* _What needs to be done_
In the listing below, count each line containing "Mineral" and answer with the count only.

Exercise inputs start

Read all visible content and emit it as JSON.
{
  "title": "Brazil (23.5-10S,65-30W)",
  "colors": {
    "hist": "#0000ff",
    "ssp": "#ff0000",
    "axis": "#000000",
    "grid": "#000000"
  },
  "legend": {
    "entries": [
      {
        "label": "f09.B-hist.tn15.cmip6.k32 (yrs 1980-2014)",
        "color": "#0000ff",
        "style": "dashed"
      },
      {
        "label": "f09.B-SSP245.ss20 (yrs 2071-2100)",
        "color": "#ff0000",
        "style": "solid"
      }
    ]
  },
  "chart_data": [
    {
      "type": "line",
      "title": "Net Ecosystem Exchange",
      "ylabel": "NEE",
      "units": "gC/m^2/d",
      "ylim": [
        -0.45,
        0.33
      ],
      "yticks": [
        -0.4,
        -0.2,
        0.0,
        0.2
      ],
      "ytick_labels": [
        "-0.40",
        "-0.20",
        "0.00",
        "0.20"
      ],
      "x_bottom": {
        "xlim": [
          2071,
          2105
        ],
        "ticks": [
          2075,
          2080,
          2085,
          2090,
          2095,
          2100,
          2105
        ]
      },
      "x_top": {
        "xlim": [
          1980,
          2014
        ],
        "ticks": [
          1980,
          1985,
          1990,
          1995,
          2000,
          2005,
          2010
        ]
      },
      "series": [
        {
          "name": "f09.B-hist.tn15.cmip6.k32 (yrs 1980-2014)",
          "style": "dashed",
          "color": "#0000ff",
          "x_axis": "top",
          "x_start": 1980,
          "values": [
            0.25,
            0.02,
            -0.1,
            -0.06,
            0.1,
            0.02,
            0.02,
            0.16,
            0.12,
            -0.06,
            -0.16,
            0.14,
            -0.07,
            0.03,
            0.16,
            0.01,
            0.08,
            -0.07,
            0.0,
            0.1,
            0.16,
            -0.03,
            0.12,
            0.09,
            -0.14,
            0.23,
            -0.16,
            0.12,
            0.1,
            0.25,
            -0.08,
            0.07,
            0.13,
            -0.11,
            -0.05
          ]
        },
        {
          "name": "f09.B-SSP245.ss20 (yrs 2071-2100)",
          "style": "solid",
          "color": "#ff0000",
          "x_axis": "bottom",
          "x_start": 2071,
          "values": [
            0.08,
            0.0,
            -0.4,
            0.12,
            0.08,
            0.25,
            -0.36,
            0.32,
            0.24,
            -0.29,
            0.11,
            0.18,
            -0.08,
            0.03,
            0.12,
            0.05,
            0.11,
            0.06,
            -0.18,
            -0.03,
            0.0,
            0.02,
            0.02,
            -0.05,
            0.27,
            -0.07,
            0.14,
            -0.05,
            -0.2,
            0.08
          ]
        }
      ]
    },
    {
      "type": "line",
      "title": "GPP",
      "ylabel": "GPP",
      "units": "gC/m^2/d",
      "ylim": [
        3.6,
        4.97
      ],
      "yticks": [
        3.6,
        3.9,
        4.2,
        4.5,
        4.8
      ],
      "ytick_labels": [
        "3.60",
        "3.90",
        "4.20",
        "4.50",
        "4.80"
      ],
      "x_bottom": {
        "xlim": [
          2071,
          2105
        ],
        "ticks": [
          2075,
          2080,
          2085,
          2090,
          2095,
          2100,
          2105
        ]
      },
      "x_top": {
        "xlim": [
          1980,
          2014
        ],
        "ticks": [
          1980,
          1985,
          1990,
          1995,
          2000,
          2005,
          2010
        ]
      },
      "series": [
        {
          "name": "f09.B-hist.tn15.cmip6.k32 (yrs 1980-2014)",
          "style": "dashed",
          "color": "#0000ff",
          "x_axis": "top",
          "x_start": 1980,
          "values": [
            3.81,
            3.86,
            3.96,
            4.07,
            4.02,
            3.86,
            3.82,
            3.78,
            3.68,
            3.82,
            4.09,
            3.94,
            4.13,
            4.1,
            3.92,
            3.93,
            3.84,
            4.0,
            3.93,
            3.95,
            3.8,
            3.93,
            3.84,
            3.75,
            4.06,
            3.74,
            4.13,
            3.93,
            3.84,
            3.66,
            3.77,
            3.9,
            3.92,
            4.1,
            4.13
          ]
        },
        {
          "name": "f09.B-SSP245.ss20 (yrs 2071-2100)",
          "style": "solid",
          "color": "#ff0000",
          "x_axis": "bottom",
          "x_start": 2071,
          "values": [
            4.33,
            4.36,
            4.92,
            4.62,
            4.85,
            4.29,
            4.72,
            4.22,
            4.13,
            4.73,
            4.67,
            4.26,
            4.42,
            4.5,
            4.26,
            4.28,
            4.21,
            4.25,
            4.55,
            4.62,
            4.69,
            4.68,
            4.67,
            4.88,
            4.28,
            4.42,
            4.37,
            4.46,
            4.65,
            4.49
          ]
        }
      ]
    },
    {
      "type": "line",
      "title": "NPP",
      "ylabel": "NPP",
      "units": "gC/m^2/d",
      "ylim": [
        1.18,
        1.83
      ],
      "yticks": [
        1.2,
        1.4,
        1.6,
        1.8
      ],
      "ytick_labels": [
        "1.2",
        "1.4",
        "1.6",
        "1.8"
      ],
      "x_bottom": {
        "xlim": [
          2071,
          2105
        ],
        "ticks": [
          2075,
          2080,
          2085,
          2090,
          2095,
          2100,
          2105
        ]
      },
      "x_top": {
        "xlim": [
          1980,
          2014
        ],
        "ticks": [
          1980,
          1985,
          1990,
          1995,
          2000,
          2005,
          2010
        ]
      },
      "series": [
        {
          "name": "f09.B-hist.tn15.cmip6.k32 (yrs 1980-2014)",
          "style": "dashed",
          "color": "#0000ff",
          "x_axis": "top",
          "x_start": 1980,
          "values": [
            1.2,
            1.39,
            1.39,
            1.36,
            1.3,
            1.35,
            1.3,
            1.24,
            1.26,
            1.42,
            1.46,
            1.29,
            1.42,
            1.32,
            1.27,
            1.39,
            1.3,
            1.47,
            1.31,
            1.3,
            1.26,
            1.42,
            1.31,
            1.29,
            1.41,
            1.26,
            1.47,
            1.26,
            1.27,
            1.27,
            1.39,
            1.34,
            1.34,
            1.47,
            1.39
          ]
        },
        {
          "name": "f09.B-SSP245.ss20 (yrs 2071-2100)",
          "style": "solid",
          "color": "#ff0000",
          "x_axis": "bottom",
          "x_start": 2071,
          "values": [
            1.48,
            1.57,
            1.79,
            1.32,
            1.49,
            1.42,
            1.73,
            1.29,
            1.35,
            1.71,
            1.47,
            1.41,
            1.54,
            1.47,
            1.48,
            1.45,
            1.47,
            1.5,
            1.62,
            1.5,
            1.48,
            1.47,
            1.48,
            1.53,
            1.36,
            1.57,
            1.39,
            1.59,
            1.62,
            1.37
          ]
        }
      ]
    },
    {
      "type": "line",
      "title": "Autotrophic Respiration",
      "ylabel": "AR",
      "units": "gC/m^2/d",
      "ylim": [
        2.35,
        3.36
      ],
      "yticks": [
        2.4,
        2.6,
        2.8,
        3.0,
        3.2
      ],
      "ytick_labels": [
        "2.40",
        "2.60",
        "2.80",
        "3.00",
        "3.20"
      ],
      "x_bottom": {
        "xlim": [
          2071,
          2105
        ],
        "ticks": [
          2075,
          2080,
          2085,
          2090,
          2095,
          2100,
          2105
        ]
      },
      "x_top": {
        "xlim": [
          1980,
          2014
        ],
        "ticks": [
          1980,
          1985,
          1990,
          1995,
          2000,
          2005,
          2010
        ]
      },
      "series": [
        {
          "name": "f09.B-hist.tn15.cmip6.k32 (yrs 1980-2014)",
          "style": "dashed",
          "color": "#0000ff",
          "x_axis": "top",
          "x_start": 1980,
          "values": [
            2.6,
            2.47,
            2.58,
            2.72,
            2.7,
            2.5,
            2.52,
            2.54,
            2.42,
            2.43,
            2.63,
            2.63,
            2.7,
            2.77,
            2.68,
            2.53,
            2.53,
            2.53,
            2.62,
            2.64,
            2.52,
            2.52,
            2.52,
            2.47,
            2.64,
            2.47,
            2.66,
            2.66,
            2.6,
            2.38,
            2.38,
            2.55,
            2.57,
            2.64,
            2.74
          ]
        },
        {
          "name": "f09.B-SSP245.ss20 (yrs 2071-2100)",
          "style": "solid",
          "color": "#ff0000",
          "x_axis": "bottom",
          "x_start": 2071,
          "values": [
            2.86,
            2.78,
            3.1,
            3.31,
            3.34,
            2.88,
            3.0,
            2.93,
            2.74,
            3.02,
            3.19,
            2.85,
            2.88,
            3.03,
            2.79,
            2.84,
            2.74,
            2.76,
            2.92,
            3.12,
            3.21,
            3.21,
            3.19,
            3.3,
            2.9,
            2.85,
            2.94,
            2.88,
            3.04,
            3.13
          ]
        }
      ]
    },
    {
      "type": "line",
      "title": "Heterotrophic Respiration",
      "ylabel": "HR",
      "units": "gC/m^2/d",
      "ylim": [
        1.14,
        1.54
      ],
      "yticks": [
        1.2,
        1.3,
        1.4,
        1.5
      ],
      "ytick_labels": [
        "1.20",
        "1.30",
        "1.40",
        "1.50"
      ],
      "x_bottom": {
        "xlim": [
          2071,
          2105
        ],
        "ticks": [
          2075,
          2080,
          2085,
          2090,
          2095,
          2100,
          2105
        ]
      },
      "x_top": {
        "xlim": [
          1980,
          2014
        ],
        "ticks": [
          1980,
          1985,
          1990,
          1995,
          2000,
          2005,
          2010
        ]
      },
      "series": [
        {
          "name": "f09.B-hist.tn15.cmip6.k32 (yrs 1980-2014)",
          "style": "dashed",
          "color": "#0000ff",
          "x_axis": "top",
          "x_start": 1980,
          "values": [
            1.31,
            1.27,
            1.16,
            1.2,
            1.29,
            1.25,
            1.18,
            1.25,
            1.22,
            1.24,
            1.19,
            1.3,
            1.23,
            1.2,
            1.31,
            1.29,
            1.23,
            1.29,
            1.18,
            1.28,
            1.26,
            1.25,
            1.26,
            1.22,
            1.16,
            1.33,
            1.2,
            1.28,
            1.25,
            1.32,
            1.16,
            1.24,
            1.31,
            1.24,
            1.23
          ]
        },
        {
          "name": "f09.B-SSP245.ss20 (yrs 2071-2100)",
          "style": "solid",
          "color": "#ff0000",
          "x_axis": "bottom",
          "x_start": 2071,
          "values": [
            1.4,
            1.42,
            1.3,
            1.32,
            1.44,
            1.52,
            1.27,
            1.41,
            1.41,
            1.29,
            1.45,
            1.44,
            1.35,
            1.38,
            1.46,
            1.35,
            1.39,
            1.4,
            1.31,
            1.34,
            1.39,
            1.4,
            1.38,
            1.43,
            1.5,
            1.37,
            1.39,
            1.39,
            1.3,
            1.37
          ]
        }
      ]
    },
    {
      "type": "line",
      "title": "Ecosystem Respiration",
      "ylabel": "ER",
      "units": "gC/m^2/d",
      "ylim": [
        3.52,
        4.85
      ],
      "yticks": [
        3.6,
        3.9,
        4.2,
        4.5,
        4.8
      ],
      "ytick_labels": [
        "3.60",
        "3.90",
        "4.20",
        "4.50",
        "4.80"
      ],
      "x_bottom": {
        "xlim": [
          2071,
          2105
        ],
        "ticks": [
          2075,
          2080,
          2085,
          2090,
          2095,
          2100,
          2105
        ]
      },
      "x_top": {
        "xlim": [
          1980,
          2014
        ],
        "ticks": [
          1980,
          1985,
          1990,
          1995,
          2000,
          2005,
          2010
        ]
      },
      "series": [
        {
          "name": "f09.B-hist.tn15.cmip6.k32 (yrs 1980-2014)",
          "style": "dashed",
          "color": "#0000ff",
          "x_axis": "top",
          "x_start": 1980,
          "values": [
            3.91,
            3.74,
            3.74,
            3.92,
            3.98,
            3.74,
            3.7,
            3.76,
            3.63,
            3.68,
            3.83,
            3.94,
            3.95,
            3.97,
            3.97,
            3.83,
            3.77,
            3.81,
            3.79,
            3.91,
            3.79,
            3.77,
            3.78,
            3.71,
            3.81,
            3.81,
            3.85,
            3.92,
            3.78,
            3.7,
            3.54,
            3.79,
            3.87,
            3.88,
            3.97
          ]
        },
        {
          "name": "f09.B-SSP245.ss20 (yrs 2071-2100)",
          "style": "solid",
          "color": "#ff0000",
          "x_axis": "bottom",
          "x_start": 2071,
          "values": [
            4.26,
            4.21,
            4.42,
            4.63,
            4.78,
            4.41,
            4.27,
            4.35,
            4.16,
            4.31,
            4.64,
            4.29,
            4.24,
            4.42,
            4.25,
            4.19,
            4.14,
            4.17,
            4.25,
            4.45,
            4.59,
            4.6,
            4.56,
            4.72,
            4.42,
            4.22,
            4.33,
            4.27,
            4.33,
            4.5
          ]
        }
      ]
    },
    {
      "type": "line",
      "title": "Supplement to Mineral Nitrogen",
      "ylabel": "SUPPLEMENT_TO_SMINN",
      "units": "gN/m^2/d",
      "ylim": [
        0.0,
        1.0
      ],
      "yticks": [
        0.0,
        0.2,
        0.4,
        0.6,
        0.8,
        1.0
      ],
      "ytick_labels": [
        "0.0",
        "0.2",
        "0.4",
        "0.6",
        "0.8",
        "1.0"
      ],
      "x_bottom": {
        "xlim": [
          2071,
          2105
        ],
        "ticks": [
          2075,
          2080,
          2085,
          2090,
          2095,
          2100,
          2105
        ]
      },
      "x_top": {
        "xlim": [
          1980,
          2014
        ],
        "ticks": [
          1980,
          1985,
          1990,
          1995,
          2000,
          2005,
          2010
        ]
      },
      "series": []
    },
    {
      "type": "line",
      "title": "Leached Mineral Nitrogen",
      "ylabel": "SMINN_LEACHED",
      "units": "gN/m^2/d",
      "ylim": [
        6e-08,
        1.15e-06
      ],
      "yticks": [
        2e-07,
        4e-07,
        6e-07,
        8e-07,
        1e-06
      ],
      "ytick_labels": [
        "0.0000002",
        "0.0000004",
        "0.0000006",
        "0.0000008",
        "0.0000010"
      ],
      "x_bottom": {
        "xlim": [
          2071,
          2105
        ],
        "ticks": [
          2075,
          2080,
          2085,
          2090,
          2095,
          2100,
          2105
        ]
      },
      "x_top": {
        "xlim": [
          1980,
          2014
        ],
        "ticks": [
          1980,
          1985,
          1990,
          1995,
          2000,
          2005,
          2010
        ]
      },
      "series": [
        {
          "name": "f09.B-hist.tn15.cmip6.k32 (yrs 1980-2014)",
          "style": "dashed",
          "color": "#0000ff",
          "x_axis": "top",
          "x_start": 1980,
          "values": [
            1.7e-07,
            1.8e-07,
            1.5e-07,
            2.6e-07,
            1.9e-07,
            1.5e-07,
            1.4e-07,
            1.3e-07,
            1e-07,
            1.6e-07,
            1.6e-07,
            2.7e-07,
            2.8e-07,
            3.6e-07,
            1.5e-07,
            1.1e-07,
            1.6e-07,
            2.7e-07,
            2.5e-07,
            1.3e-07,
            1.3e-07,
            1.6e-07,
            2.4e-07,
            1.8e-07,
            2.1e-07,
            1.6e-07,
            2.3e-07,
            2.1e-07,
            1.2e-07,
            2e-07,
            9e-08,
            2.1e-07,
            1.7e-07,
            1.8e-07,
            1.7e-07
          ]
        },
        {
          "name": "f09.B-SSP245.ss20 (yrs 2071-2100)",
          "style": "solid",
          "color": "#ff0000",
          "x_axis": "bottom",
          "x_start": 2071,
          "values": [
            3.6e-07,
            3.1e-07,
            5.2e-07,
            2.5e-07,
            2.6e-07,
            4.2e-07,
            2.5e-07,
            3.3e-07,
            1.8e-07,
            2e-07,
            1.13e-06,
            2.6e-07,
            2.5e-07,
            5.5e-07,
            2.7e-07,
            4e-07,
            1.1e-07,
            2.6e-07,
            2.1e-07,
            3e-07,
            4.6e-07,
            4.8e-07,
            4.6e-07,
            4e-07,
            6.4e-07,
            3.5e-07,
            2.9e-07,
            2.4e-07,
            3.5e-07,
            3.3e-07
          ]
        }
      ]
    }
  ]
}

Exercise inputs end

* _Result_
2